(Extracted data entries)
▼

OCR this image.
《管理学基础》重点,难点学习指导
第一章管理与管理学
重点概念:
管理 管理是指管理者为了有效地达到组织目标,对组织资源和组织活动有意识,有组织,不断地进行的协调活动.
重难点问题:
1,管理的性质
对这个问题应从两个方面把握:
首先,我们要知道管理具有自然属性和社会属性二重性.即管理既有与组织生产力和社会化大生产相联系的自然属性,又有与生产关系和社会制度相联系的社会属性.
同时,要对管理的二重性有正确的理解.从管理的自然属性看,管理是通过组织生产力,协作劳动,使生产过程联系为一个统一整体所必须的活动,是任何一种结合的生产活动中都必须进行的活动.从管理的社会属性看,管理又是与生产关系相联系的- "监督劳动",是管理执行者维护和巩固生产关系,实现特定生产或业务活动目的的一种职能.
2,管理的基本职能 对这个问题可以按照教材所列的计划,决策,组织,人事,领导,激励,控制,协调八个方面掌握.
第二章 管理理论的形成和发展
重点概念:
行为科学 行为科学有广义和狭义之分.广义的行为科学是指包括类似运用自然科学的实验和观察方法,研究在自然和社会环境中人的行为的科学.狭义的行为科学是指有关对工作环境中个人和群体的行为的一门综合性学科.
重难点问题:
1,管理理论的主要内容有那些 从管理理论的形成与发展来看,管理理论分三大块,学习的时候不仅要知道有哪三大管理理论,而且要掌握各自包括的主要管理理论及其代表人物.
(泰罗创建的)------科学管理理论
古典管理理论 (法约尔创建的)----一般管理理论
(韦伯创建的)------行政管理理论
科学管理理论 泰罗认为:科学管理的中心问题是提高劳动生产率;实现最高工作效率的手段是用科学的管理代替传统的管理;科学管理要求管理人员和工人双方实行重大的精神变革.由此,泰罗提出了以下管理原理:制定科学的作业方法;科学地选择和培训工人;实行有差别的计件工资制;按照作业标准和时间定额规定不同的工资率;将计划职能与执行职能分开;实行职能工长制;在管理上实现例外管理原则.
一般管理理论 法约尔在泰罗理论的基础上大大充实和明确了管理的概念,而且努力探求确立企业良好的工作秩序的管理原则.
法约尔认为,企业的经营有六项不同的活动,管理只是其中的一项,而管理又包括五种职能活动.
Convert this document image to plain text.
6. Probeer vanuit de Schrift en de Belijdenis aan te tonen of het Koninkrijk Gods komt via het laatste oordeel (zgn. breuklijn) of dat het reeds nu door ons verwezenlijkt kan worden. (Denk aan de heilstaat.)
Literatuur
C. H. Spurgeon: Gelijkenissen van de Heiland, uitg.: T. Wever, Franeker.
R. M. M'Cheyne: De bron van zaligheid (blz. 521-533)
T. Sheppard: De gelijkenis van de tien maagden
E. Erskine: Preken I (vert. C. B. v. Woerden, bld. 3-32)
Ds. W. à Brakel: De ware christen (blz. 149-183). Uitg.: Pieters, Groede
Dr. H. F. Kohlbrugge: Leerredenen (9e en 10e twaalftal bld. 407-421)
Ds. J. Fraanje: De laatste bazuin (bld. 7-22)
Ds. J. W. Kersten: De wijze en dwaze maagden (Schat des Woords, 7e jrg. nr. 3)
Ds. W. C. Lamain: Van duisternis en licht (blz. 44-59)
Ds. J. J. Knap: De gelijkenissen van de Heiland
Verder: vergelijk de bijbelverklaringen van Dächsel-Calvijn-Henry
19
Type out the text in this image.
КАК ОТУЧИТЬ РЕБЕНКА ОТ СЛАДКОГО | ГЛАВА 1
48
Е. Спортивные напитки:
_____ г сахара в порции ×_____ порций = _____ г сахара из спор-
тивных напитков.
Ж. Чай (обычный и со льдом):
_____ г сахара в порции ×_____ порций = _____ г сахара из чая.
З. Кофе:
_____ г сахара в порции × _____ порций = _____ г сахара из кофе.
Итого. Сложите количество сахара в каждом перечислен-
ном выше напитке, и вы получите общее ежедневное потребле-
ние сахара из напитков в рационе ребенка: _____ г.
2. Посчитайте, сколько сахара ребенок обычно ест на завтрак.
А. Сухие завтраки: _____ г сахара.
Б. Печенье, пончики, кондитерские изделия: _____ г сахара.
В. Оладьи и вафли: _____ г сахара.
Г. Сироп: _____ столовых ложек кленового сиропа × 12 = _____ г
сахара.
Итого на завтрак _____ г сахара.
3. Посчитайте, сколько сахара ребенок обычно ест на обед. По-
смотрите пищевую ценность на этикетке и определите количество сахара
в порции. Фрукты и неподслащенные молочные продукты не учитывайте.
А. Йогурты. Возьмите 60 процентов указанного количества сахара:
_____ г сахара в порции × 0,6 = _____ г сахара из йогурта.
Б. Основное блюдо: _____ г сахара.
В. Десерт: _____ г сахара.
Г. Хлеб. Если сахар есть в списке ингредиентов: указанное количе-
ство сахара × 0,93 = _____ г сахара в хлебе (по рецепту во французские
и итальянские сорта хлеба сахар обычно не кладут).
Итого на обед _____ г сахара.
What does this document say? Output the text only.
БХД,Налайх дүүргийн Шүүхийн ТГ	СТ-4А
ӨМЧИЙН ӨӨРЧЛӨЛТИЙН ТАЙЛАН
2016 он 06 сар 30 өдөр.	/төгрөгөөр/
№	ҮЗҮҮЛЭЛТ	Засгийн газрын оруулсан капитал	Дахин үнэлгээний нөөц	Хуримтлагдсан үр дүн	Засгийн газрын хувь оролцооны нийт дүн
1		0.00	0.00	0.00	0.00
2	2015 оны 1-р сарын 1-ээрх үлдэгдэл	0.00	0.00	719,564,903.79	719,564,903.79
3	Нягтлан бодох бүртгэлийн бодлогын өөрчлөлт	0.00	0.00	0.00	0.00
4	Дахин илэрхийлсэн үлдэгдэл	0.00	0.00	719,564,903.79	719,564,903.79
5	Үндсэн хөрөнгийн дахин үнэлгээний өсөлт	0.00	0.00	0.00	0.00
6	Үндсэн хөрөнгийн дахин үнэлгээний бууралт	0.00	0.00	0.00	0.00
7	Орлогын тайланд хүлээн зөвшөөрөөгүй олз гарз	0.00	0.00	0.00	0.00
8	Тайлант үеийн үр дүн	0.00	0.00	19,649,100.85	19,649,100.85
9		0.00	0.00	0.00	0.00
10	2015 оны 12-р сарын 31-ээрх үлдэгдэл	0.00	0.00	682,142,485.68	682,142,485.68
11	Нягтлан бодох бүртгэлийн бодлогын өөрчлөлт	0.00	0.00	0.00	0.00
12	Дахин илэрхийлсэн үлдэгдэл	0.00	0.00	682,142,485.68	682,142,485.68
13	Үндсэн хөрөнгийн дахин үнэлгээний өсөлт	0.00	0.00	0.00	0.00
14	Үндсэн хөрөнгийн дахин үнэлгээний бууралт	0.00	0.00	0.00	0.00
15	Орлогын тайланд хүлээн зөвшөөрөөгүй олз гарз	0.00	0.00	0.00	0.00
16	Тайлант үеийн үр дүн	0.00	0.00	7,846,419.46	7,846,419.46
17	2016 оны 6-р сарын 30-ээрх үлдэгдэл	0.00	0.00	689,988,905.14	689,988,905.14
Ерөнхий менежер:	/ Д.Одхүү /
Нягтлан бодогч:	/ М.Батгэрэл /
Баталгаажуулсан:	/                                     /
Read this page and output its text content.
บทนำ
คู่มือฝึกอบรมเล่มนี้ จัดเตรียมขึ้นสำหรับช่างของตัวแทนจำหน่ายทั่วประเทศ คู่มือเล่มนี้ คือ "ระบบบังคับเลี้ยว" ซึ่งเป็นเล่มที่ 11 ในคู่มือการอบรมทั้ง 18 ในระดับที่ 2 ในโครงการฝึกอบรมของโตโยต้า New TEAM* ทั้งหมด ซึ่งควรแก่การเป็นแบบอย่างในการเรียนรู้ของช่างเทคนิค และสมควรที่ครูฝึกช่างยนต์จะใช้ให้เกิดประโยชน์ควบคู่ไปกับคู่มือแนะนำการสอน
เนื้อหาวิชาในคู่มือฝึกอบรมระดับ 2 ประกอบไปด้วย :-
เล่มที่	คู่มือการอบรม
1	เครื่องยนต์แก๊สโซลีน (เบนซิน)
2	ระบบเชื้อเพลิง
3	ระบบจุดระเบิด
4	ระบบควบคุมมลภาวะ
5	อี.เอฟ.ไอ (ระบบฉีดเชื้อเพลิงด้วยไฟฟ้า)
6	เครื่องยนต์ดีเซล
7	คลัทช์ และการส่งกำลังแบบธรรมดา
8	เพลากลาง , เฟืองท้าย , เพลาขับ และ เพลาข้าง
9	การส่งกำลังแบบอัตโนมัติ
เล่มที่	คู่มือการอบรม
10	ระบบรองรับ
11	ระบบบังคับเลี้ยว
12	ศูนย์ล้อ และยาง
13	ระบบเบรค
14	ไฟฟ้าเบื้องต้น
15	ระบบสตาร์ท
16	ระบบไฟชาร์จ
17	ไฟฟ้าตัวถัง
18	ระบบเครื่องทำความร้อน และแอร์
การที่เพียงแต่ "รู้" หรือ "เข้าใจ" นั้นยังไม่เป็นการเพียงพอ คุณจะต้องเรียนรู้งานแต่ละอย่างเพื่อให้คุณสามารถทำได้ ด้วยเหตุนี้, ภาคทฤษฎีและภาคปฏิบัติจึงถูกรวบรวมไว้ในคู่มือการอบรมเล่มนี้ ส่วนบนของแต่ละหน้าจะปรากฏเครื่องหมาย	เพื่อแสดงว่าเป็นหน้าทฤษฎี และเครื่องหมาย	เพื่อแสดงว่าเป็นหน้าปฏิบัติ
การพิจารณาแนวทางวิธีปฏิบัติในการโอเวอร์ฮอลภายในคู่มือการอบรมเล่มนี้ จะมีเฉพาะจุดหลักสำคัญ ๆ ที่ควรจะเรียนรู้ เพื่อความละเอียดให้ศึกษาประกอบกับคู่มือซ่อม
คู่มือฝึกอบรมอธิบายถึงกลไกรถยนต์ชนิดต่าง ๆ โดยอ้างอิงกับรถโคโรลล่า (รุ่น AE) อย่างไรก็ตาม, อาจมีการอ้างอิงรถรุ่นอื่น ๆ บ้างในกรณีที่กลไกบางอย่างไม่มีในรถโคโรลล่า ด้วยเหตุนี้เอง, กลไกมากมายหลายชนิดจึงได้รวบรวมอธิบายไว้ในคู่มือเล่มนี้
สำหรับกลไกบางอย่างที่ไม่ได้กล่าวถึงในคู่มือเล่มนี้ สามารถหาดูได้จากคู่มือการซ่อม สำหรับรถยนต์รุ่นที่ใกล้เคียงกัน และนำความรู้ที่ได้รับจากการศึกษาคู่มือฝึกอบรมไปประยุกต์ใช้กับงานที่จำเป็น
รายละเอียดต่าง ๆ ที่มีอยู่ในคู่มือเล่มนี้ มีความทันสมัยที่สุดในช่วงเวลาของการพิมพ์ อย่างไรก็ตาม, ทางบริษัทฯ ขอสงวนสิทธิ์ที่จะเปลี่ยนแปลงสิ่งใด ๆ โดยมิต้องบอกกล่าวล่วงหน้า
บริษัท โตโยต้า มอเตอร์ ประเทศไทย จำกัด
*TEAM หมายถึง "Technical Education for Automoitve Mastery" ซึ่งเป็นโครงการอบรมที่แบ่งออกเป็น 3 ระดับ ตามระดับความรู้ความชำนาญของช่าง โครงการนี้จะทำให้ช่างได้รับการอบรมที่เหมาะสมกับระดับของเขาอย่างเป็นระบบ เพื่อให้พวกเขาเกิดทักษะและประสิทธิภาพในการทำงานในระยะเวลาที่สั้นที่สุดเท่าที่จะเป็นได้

▲

:: What is required ::
Select every line above that contains the word "อเพล", and copy it.

:: Solution for this problem ::
2	ระบบเชื้อเพลิง
5	อี.เอฟ.ไอ (ระบบฉีดเชื้อเพลิงด้วยไฟฟ้า)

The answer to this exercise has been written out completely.